-- START Exercise materials --

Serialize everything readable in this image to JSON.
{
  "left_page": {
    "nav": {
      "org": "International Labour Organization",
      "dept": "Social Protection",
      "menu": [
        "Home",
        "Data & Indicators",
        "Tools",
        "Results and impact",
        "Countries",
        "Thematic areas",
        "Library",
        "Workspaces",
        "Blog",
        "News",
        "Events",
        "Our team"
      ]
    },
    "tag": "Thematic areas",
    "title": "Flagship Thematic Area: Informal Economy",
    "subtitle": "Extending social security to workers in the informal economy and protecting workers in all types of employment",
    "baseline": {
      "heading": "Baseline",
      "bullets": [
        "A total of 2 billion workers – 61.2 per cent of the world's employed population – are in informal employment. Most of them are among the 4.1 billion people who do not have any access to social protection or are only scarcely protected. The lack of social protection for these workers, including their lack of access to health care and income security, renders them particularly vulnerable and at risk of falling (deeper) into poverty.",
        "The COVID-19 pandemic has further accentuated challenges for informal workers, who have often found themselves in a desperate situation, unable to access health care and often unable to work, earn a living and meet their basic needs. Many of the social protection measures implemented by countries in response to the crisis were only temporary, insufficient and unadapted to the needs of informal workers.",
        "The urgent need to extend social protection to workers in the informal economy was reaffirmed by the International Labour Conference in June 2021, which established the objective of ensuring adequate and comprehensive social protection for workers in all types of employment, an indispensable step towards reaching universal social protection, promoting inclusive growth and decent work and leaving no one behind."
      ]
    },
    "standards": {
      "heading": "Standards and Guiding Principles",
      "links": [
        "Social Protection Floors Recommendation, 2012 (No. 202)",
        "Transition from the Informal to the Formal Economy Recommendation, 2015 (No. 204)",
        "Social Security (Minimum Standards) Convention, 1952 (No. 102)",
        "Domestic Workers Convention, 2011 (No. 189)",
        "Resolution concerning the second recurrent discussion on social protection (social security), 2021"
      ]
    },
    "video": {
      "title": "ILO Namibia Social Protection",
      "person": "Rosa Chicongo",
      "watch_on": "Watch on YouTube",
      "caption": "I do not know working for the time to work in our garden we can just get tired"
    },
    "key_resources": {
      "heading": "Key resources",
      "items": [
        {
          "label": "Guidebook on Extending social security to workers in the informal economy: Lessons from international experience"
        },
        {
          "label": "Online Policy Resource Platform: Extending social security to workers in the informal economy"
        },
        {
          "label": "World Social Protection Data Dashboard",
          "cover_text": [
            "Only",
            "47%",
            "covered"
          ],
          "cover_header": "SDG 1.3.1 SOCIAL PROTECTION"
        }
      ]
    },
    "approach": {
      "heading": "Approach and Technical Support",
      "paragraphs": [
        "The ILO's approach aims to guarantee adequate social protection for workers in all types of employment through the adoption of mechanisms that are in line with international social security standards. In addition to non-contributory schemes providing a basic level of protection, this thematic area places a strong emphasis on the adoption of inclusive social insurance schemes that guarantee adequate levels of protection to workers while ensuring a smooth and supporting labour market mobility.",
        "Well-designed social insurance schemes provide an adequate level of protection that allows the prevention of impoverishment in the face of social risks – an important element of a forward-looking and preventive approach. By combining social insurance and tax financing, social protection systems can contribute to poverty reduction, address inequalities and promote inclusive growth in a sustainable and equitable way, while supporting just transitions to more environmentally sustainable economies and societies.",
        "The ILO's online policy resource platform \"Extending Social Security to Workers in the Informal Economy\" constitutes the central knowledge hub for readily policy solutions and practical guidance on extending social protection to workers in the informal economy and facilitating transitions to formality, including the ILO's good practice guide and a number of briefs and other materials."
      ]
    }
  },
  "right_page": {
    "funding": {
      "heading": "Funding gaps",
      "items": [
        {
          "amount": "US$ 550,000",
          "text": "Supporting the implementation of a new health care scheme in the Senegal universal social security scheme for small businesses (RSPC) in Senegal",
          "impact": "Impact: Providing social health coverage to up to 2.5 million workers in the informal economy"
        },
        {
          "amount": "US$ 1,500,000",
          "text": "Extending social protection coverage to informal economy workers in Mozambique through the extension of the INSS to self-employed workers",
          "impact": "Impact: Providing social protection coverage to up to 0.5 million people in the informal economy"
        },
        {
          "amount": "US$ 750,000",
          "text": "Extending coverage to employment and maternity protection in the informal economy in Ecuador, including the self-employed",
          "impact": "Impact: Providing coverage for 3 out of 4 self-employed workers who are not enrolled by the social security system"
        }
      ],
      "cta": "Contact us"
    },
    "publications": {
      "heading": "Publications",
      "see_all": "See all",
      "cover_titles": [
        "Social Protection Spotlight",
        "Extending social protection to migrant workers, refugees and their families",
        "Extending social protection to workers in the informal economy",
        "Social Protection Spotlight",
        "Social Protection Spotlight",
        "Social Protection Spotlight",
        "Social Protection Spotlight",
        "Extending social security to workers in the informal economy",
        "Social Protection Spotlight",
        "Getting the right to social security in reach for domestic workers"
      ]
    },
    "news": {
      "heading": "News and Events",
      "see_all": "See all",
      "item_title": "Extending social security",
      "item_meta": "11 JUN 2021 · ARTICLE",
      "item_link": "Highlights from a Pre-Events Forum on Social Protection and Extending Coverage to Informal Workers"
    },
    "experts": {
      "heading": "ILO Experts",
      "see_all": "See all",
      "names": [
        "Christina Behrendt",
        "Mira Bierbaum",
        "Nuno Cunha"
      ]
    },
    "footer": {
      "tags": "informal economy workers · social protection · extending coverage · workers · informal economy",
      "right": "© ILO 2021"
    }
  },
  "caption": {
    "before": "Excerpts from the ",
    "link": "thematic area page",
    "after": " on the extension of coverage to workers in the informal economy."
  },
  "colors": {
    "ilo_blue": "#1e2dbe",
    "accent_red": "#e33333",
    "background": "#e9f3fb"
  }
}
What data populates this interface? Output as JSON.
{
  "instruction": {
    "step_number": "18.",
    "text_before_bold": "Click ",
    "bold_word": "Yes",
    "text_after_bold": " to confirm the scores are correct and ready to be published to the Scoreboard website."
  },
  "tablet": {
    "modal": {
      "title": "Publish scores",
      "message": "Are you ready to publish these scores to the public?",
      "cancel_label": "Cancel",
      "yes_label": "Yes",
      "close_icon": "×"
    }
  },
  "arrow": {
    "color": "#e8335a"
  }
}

-- END Exercise materials --

**What the task asks**
Reproduce each record exactly, leaving nothing out.

**Right answer**
Serialize everything readable in this image to JSON.
{
  "left_page": {
    "nav": {
      "org": "International Labour Organization",
      "dept": "Social Protection",
      "menu": [
        "Home",
        "Data & Indicators",
        "Tools",
        "Results and impact",
        "Countries",
        "Thematic areas",
        "Library",
        "Workspaces",
        "Blog",
        "News",
        "Events",
        "Our team"
      ]
    },
    "tag": "Thematic areas",
    "title": "Flagship Thematic Area: Informal Economy",
    "subtitle": "Extending social security to workers in the informal economy and protecting workers in all types of employment",
    "baseline": {
      "heading": "Baseline",
      "bullets": [
        "A total of 2 billion workers – 61.2 per cent of the world's employed population – are in informal employment. Most of them are among the 4.1 billion people who do not have any access to social protection or are only scarcely protected. The lack of social protection for these workers, including their lack of access to health care and income security, renders them particularly vulnerable and at risk of falling (deeper) into poverty.",
        "The COVID-19 pandemic has further accentuated challenges for informal workers, who have often found themselves in a desperate situation, unable to access health care and often unable to work, earn a living and meet their basic needs. Many of the social protection measures implemented by countries in response to the crisis were only temporary, insufficient and unadapted to the needs of informal workers.",
        "The urgent need to extend social protection to workers in the informal economy was reaffirmed by the International Labour Conference in June 2021, which established the objective of ensuring adequate and comprehensive social protection for workers in all types of employment, an indispensable step towards reaching universal social protection, promoting inclusive growth and decent work and leaving no one behind."
      ]
    },
    "standards": {
      "heading": "Standards and Guiding Principles",
      "links": [
        "Social Protection Floors Recommendation, 2012 (No. 202)",
        "Transition from the Informal to the Formal Economy Recommendation, 2015 (No. 204)",
        "Social Security (Minimum Standards) Convention, 1952 (No. 102)",
        "Domestic Workers Convention, 2011 (No. 189)",
        "Resolution concerning the second recurrent discussion on social protection (social security), 2021"
      ]
    },
    "video": {
      "title": "ILO Namibia Social Protection",
      "person": "Rosa Chicongo",
      "watch_on": "Watch on YouTube",
      "caption": "I do not know working for the time to work in our garden we can just get tired"
    },
    "key_resources": {
      "heading": "Key resources",
      "items": [
        {
          "label": "Guidebook on Extending social security to workers in the informal economy: Lessons from international experience"
        },
        {
          "label": "Online Policy Resource Platform: Extending social security to workers in the informal economy"
        },
        {
          "label": "World Social Protection Data Dashboard",
          "cover_text": [
            "Only",
            "47%",
            "covered"
          ],
          "cover_header": "SDG 1.3.1 SOCIAL PROTECTION"
        }
      ]
    },
    "approach": {
      "heading": "Approach and Technical Support",
      "paragraphs": [
        "The ILO's approach aims to guarantee adequate social protection for workers in all types of employment through the adoption of mechanisms that are in line with international social security standards. In addition to non-contributory schemes providing a basic level of protection, this thematic area places a strong emphasis on the adoption of inclusive social insurance schemes that guarantee adequate levels of protection to workers while ensuring a smooth and supporting labour market mobility.",
        "Well-designed social insurance schemes provide an adequate level of protection that allows the prevention of impoverishment in the face of social risks – an important element of a forward-looking and preventive approach. By combining social insurance and tax financing, social protection systems can contribute to poverty reduction, address inequalities and promote inclusive growth in a sustainable and equitable way, while supporting just transitions to more environmentally sustainable economies and societies.",
        "The ILO's online policy resource platform \"Extending Social Security to Workers in the Informal Economy\" constitutes the central knowledge hub for readily policy solutions and practical guidance on extending social protection to workers in the informal economy and facilitating transitions to formality, including the ILO's good practice guide and a number of briefs and other materials."
      ]
    }
  },
  "right_page": {
    "funding": {
      "heading": "Funding gaps",
      "items": [
        {
          "amount": "US$ 550,000",
          "text": "Supporting the implementation of a new health care scheme in the Senegal universal social security scheme for small businesses (RSPC) in Senegal",
          "impact": "Impact: Providing social health coverage to up to 2.5 million workers in the informal economy"
        },
        {
          "amount": "US$ 1,500,000",
          "text": "Extending social protection coverage to informal economy workers in Mozambique through the extension of the INSS to self-employed workers",
          "impact": "Impact: Providing social protection coverage to up to 0.5 million people in the informal economy"
        },
        {
          "amount": "US$ 750,000",
          "text": "Extending coverage to employment and maternity protection in the informal economy in Ecuador, including the self-employed",
          "impact": "Impact: Providing coverage for 3 out of 4 self-employed workers who are not enrolled by the social security system"
        }
      ],
      "cta": "Contact us"
    },
    "publications": {
      "heading": "Publications",
      "see_all": "See all",
      "cover_titles": [
        "Social Protection Spotlight",
        "Extending social protection to migrant workers, refugees and their families",
        "Extending social protection to workers in the informal economy",
        "Social Protection Spotlight",
        "Social Protection Spotlight",
        "Social Protection Spotlight",
        "Social Protection Spotlight",
        "Extending social security to workers in the informal economy",
        "Social Protection Spotlight",
        "Getting the right to social security in reach for domestic workers"
      ]
    },
    "news": {
      "heading": "News and Events",
      "see_all": "See all",
      "item_title": "Extending social security",
      "item_meta": "11 JUN 2021 · ARTICLE",
      "item_link": "Highlights from a Pre-Events Forum on Social Protection and Extending Coverage to Informal Workers"
    },
    "experts": {
      "heading": "ILO Experts",
      "see_all": "See all",
      "names": [
        "Christina Behrendt",
        "Mira Bierbaum",
        "Nuno Cunha"
      ]
    },
    "footer": {
      "tags": "informal economy workers · social protection · extending coverage · workers · informal economy",
      "right": "© ILO 2021"
    }
  },
  "caption": {
    "before": "Excerpts from the ",
    "link": "thematic area page",
    "after": " on the extension of coverage to workers in the informal economy."
  },
  "colors": {
    "ilo_blue": "#1e2dbe",
    "accent_red": "#e33333",
    "background": "#e9f3fb"
  }
}
What data populates this interface? Output as JSON.
{
  "instruction": {
    "step_number": "18.",
    "text_before_bold": "Click ",
    "bold_word": "Yes",
    "text_after_bold": " to confirm the scores are correct and ready to be published to the Scoreboard website."
  },
  "tablet": {
    "modal": {
      "title": "Publish scores",
      "message": "Are you ready to publish these scores to the public?",
      "cancel_label": "Cancel",
      "yes_label": "Yes",
      "close_icon": "×"
    }
  },
  "arrow": {
    "color": "#e8335a"
  }
}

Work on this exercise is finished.